Reproduce all of the records exactly.

Entries from a dataset:
━━━
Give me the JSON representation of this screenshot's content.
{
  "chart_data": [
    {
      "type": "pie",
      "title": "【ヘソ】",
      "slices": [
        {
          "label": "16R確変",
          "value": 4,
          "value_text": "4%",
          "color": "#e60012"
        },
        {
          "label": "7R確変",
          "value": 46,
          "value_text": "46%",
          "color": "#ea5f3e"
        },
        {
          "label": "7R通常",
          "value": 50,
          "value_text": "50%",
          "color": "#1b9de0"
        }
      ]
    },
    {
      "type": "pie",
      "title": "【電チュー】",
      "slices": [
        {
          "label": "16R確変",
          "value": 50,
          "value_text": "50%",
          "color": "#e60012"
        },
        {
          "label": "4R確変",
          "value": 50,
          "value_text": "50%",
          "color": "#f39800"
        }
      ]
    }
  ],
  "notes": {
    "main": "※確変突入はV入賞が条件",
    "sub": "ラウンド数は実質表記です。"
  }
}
━━━
The output
Give me the JSON representation of this screenshot's content.
{
  "chart_data": [
    {
      "type": "pie",
      "title": "【ヘソ】",
      "slices": [
        {
          "label": "16R確変",
          "value": 4,
          "value_text": "4%",
          "color": "#e60012"
        },
        {
          "label": "7R確変",
          "value": 46,
          "value_text": "46%",
          "color": "#ea5f3e"
        },
        {
          "label": "7R通常",
          "value": 50,
          "value_text": "50%",
          "color": "#1b9de0"
        }
      ]
    },
    {
      "type": "pie",
      "title": "【電チュー】",
      "slices": [
        {
          "label": "16R確変",
          "value": 50,
          "value_text": "50%",
          "color": "#e60012"
        },
        {
          "label": "4R確変",
          "value": 50,
          "value_text": "50%",
          "color": "#f39800"
        }
      ]
    }
  ],
  "notes": {
    "main": "※確変突入はV入賞が条件",
    "sub": "ラウンド数は実質表記です。"
  }
}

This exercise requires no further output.